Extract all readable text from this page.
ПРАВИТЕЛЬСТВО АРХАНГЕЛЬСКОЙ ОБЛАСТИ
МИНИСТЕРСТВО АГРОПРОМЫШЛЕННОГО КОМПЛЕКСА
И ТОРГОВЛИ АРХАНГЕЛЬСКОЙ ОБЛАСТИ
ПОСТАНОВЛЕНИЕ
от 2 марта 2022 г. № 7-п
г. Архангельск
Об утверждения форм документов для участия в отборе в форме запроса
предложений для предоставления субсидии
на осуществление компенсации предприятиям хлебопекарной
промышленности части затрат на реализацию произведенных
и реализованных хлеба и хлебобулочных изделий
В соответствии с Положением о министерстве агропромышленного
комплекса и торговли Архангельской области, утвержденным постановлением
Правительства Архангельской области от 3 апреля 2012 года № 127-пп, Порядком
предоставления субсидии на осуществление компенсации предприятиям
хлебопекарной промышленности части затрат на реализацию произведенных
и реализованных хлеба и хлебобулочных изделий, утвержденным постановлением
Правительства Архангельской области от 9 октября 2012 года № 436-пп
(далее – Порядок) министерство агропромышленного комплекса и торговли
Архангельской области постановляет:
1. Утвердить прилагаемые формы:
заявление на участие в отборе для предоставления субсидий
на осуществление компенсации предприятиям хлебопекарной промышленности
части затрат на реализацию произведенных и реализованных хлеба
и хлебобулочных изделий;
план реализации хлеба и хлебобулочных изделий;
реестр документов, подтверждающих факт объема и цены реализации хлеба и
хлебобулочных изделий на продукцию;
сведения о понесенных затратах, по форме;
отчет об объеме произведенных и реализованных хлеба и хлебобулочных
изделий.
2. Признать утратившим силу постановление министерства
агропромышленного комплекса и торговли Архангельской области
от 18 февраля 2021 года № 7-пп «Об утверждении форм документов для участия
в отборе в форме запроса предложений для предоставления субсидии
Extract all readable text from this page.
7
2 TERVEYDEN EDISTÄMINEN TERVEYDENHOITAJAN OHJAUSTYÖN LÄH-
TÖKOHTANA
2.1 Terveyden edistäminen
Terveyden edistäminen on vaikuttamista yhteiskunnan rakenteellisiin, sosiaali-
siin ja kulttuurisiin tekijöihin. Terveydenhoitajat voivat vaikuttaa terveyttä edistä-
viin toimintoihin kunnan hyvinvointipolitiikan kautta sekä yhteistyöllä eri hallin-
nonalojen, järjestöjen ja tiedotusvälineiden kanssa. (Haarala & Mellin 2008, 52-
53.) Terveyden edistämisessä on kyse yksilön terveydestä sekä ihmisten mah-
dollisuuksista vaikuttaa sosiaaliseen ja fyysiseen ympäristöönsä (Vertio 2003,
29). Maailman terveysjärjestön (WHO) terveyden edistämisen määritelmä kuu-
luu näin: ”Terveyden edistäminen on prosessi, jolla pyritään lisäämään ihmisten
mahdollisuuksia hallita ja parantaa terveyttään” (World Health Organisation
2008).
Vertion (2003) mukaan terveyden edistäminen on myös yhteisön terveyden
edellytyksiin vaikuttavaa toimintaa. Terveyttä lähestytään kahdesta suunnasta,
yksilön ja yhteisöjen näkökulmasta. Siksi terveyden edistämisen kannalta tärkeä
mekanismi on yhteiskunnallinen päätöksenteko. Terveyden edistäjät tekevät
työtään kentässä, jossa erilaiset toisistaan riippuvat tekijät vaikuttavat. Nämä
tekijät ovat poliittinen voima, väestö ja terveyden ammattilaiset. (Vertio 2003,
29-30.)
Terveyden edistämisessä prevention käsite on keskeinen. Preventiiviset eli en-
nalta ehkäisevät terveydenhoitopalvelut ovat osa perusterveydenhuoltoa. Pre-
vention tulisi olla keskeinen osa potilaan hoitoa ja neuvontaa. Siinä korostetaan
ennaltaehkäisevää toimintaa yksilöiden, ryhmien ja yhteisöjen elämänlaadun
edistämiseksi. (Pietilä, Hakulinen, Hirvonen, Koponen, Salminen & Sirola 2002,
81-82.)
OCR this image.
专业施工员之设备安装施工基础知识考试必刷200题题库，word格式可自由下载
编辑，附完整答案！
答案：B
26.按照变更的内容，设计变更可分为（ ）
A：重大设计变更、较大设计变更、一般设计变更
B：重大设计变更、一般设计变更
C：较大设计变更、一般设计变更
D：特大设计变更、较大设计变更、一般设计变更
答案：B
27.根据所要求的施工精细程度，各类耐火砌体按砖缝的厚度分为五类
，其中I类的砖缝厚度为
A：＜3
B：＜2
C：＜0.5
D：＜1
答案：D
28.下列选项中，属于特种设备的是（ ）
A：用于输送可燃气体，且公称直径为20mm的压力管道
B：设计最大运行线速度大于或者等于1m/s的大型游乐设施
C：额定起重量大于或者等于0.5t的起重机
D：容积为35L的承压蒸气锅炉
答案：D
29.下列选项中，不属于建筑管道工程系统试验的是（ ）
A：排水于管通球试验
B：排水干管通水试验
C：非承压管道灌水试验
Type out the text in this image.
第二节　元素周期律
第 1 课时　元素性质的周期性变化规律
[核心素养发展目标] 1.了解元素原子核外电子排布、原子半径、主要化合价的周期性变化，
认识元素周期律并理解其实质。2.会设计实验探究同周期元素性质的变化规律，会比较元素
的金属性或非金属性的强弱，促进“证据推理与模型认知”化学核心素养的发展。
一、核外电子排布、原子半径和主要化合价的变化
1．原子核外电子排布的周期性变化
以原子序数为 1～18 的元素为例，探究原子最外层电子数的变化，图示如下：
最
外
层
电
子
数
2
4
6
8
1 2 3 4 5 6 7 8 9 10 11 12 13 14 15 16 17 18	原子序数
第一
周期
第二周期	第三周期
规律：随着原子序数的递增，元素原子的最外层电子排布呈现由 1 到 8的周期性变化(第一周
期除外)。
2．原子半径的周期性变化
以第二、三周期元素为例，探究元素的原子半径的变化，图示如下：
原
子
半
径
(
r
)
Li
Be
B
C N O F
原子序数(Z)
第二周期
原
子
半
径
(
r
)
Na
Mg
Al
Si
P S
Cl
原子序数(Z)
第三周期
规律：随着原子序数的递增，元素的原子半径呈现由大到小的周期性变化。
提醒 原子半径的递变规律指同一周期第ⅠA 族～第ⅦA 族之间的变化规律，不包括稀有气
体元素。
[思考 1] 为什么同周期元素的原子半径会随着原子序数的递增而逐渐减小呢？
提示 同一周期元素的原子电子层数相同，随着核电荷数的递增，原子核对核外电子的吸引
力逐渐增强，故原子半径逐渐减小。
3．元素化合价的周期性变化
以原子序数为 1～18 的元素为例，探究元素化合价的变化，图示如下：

++++++

Retype the material in full. Each word must match.

Extract all readable text from this page.
ПРАВИТЕЛЬСТВО АРХАНГЕЛЬСКОЙ ОБЛАСТИ
МИНИСТЕРСТВО АГРОПРОМЫШЛЕННОГО КОМПЛЕКСА
И ТОРГОВЛИ АРХАНГЕЛЬСКОЙ ОБЛАСТИ
ПОСТАНОВЛЕНИЕ
от 2 марта 2022 г. № 7-п
г. Архангельск
Об утверждения форм документов для участия в отборе в форме запроса
предложений для предоставления субсидии
на осуществление компенсации предприятиям хлебопекарной
промышленности части затрат на реализацию произведенных
и реализованных хлеба и хлебобулочных изделий
В соответствии с Положением о министерстве агропромышленного
комплекса и торговли Архангельской области, утвержденным постановлением
Правительства Архангельской области от 3 апреля 2012 года № 127-пп, Порядком
предоставления субсидии на осуществление компенсации предприятиям
хлебопекарной промышленности части затрат на реализацию произведенных
и реализованных хлеба и хлебобулочных изделий, утвержденным постановлением
Правительства Архангельской области от 9 октября 2012 года № 436-пп
(далее – Порядок) министерство агропромышленного комплекса и торговли
Архангельской области постановляет:
1. Утвердить прилагаемые формы:
заявление на участие в отборе для предоставления субсидий
на осуществление компенсации предприятиям хлебопекарной промышленности
части затрат на реализацию произведенных и реализованных хлеба
и хлебобулочных изделий;
план реализации хлеба и хлебобулочных изделий;
реестр документов, подтверждающих факт объема и цены реализации хлеба и
хлебобулочных изделий на продукцию;
сведения о понесенных затратах, по форме;
отчет об объеме произведенных и реализованных хлеба и хлебобулочных
изделий.
2. Признать утратившим силу постановление министерства
агропромышленного комплекса и торговли Архангельской области
от 18 февраля 2021 года № 7-пп «Об утверждении форм документов для участия
в отборе в форме запроса предложений для предоставления субсидии
Extract all readable text from this page.
7
2 TERVEYDEN EDISTÄMINEN TERVEYDENHOITAJAN OHJAUSTYÖN LÄH-
TÖKOHTANA
2.1 Terveyden edistäminen
Terveyden edistäminen on vaikuttamista yhteiskunnan rakenteellisiin, sosiaali-
siin ja kulttuurisiin tekijöihin. Terveydenhoitajat voivat vaikuttaa terveyttä edistä-
viin toimintoihin kunnan hyvinvointipolitiikan kautta sekä yhteistyöllä eri hallin-
nonalojen, järjestöjen ja tiedotusvälineiden kanssa. (Haarala & Mellin 2008, 52-
53.) Terveyden edistämisessä on kyse yksilön terveydestä sekä ihmisten mah-
dollisuuksista vaikuttaa sosiaaliseen ja fyysiseen ympäristöönsä (Vertio 2003,
29). Maailman terveysjärjestön (WHO) terveyden edistämisen määritelmä kuu-
luu näin: ”Terveyden edistäminen on prosessi, jolla pyritään lisäämään ihmisten
mahdollisuuksia hallita ja parantaa terveyttään” (World Health Organisation
2008).
Vertion (2003) mukaan terveyden edistäminen on myös yhteisön terveyden
edellytyksiin vaikuttavaa toimintaa. Terveyttä lähestytään kahdesta suunnasta,
yksilön ja yhteisöjen näkökulmasta. Siksi terveyden edistämisen kannalta tärkeä
mekanismi on yhteiskunnallinen päätöksenteko. Terveyden edistäjät tekevät
työtään kentässä, jossa erilaiset toisistaan riippuvat tekijät vaikuttavat. Nämä
tekijät ovat poliittinen voima, väestö ja terveyden ammattilaiset. (Vertio 2003,
29-30.)
Terveyden edistämisessä prevention käsite on keskeinen. Preventiiviset eli en-
nalta ehkäisevät terveydenhoitopalvelut ovat osa perusterveydenhuoltoa. Pre-
vention tulisi olla keskeinen osa potilaan hoitoa ja neuvontaa. Siinä korostetaan
ennaltaehkäisevää toimintaa yksilöiden, ryhmien ja yhteisöjen elämänlaadun
edistämiseksi. (Pietilä, Hakulinen, Hirvonen, Koponen, Salminen & Sirola 2002,
81-82.)
OCR this image.
专业施工员之设备安装施工基础知识考试必刷200题题库，word格式可自由下载
编辑，附完整答案！
答案：B
26.按照变更的内容，设计变更可分为（ ）
A：重大设计变更、较大设计变更、一般设计变更
B：重大设计变更、一般设计变更
C：较大设计变更、一般设计变更
D：特大设计变更、较大设计变更、一般设计变更
答案：B
27.根据所要求的施工精细程度，各类耐火砌体按砖缝的厚度分为五类
，其中I类的砖缝厚度为
A：＜3
B：＜2
C：＜0.5
D：＜1
答案：D
28.下列选项中，属于特种设备的是（ ）
A：用于输送可燃气体，且公称直径为20mm的压力管道
B：设计最大运行线速度大于或者等于1m/s的大型游乐设施
C：额定起重量大于或者等于0.5t的起重机
D：容积为35L的承压蒸气锅炉
答案：D
29.下列选项中，不属于建筑管道工程系统试验的是（ ）
A：排水于管通球试验
B：排水干管通水试验
C：非承压管道灌水试验
Type out the text in this image.
第二节　元素周期律
第 1 课时　元素性质的周期性变化规律
[核心素养发展目标] 1.了解元素原子核外电子排布、原子半径、主要化合价的周期性变化，
认识元素周期律并理解其实质。2.会设计实验探究同周期元素性质的变化规律，会比较元素
的金属性或非金属性的强弱，促进“证据推理与模型认知”化学核心素养的发展。
一、核外电子排布、原子半径和主要化合价的变化
1．原子核外电子排布的周期性变化
以原子序数为 1～18 的元素为例，探究原子最外层电子数的变化，图示如下：
最
外
层
电
子
数
2
4
6
8
1 2 3 4 5 6 7 8 9 10 11 12 13 14 15 16 17 18	原子序数
第一
周期
第二周期	第三周期
规律：随着原子序数的递增，元素原子的最外层电子排布呈现由 1 到 8的周期性变化(第一周
期除外)。
2．原子半径的周期性变化
以第二、三周期元素为例，探究元素的原子半径的变化，图示如下：
原
子
半
径
(
r
)
Li
Be
B
C N O F
原子序数(Z)
第二周期
原
子
半
径
(
r
)
Na
Mg
Al
Si
P S
Cl
原子序数(Z)
第三周期
规律：随着原子序数的递增，元素的原子半径呈现由大到小的周期性变化。
提醒 原子半径的递变规律指同一周期第ⅠA 族～第ⅦA 族之间的变化规律，不包括稀有气
体元素。
[思考 1] 为什么同周期元素的原子半径会随着原子序数的递增而逐渐减小呢？
提示 同一周期元素的原子电子层数相同，随着核电荷数的递增，原子核对核外电子的吸引
力逐渐增强，故原子半径逐渐减小。
3．元素化合价的周期性变化
以原子序数为 1～18 的元素为例，探究元素化合价的变化，图示如下：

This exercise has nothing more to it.